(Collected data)
# # # #
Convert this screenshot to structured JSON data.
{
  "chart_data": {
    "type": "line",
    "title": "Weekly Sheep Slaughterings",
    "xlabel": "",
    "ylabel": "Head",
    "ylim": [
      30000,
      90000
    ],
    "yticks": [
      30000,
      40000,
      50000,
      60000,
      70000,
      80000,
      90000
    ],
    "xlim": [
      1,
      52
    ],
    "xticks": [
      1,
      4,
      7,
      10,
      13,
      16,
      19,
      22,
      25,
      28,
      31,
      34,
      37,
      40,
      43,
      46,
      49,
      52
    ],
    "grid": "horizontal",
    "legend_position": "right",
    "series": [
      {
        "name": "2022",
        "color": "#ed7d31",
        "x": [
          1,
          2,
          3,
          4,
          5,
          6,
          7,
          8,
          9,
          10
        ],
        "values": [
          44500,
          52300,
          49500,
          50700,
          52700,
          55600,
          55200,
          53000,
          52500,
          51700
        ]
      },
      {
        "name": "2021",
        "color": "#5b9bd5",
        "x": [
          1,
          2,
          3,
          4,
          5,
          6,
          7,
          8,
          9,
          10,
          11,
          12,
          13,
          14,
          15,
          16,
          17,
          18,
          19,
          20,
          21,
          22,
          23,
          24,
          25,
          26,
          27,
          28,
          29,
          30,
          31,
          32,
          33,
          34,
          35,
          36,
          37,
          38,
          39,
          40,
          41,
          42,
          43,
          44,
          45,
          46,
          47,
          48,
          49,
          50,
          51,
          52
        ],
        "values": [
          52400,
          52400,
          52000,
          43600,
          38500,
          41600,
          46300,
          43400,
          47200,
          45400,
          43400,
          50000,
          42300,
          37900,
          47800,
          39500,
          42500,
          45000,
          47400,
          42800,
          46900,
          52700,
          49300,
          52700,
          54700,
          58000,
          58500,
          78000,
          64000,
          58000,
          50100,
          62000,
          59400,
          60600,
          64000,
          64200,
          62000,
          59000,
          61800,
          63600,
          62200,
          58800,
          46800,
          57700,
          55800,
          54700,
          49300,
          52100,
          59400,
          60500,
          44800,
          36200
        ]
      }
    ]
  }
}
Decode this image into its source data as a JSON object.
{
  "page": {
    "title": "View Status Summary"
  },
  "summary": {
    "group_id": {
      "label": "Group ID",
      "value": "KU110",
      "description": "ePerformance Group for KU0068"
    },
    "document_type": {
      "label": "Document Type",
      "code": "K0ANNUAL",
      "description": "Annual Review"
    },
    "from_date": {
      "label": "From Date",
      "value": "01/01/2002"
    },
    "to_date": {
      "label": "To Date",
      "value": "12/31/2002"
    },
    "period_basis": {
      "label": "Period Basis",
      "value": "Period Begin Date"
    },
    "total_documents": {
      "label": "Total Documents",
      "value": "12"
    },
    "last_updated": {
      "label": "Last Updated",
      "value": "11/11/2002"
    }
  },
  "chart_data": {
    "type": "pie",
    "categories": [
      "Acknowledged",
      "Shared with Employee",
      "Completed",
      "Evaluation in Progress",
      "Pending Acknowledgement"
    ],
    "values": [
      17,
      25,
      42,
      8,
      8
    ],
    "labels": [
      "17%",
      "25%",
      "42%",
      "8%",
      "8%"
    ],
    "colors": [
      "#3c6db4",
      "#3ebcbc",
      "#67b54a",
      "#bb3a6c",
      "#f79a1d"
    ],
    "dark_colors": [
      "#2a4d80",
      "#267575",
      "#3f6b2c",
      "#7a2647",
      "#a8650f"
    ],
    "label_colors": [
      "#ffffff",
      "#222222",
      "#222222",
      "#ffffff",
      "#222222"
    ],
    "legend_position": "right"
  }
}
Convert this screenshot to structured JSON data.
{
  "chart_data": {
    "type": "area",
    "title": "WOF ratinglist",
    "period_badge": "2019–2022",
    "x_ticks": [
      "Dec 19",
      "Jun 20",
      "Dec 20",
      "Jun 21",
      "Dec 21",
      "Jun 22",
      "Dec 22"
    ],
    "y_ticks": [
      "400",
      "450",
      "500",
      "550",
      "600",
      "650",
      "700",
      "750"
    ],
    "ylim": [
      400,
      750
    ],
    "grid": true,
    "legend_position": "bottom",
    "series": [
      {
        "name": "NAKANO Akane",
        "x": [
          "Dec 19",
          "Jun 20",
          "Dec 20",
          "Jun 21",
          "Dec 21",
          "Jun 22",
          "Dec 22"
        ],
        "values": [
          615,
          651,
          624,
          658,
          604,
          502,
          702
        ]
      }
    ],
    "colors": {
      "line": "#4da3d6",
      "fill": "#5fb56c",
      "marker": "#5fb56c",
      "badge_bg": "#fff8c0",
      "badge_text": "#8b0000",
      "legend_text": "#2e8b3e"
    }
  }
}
# # # #
Each record above must be given again exactly.

> **Expected answer**
Convert this screenshot to structured JSON data.
{
  "chart_data": {
    "type": "line",
    "title": "Weekly Sheep Slaughterings",
    "xlabel": "",
    "ylabel": "Head",
    "ylim": [
      30000,
      90000
    ],
    "yticks": [
      30000,
      40000,
      50000,
      60000,
      70000,
      80000,
      90000
    ],
    "xlim": [
      1,
      52
    ],
    "xticks": [
      1,
      4,
      7,
      10,
      13,
      16,
      19,
      22,
      25,
      28,
      31,
      34,
      37,
      40,
      43,
      46,
      49,
      52
    ],
    "grid": "horizontal",
    "legend_position": "right",
    "series": [
      {
        "name": "2022",
        "color": "#ed7d31",
        "x": [
          1,
          2,
          3,
          4,
          5,
          6,
          7,
          8,
          9,
          10
        ],
        "values": [
          44500,
          52300,
          49500,
          50700,
          52700,
          55600,
          55200,
          53000,
          52500,
          51700
        ]
      },
      {
        "name": "2021",
        "color": "#5b9bd5",
        "x": [
          1,
          2,
          3,
          4,
          5,
          6,
          7,
          8,
          9,
          10,
          11,
          12,
          13,
          14,
          15,
          16,
          17,
          18,
          19,
          20,
          21,
          22,
          23,
          24,
          25,
          26,
          27,
          28,
          29,
          30,
          31,
          32,
          33,
          34,
          35,
          36,
          37,
          38,
          39,
          40,
          41,
          42,
          43,
          44,
          45,
          46,
          47,
          48,
          49,
          50,
          51,
          52
        ],
        "values": [
          52400,
          52400,
          52000,
          43600,
          38500,
          41600,
          46300,
          43400,
          47200,
          45400,
          43400,
          50000,
          42300,
          37900,
          47800,
          39500,
          42500,
          45000,
          47400,
          42800,
          46900,
          52700,
          49300,
          52700,
          54700,
          58000,
          58500,
          78000,
          64000,
          58000,
          50100,
          62000,
          59400,
          60600,
          64000,
          64200,
          62000,
          59000,
          61800,
          63600,
          62200,
          58800,
          46800,
          57700,
          55800,
          54700,
          49300,
          52100,
          59400,
          60500,
          44800,
          36200
        ]
      }
    ]
  }
}
Decode this image into its source data as a JSON object.
{
  "page": {
    "title": "View Status Summary"
  },
  "summary": {
    "group_id": {
      "label": "Group ID",
      "value": "KU110",
      "description": "ePerformance Group for KU0068"
    },
    "document_type": {
      "label": "Document Type",
      "code": "K0ANNUAL",
      "description": "Annual Review"
    },
    "from_date": {
      "label": "From Date",
      "value": "01/01/2002"
    },
    "to_date": {
      "label": "To Date",
      "value": "12/31/2002"
    },
    "period_basis": {
      "label": "Period Basis",
      "value": "Period Begin Date"
    },
    "total_documents": {
      "label": "Total Documents",
      "value": "12"
    },
    "last_updated": {
      "label": "Last Updated",
      "value": "11/11/2002"
    }
  },
  "chart_data": {
    "type": "pie",
    "categories": [
      "Acknowledged",
      "Shared with Employee",
      "Completed",
      "Evaluation in Progress",
      "Pending Acknowledgement"
    ],
    "values": [
      17,
      25,
      42,
      8,
      8
    ],
    "labels": [
      "17%",
      "25%",
      "42%",
      "8%",
      "8%"
    ],
    "colors": [
      "#3c6db4",
      "#3ebcbc",
      "#67b54a",
      "#bb3a6c",
      "#f79a1d"
    ],
    "dark_colors": [
      "#2a4d80",
      "#267575",
      "#3f6b2c",
      "#7a2647",
      "#a8650f"
    ],
    "label_colors": [
      "#ffffff",
      "#222222",
      "#222222",
      "#ffffff",
      "#222222"
    ],
    "legend_position": "right"
  }
}
Convert this screenshot to structured JSON data.
{
  "chart_data": {
    "type": "area",
    "title": "WOF ratinglist",
    "period_badge": "2019–2022",
    "x_ticks": [
      "Dec 19",
      "Jun 20",
      "Dec 20",
      "Jun 21",
      "Dec 21",
      "Jun 22",
      "Dec 22"
    ],
    "y_ticks": [
      "400",
      "450",
      "500",
      "550",
      "600",
      "650",
      "700",
      "750"
    ],
    "ylim": [
      400,
      750
    ],
    "grid": true,
    "legend_position": "bottom",
    "series": [
      {
        "name": "NAKANO Akane",
        "x": [
          "Dec 19",
          "Jun 20",
          "Dec 20",
          "Jun 21",
          "Dec 21",
          "Jun 22",
          "Dec 22"
        ],
        "values": [
          615,
          651,
          624,
          658,
          604,
          502,
          702
        ]
      }
    ],
    "colors": {
      "line": "#4da3d6",
      "fill": "#5fb56c",
      "marker": "#5fb56c",
      "badge_bg": "#fff8c0",
      "badge_text": "#8b0000",
      "legend_text": "#2e8b3e"
    }
  }
}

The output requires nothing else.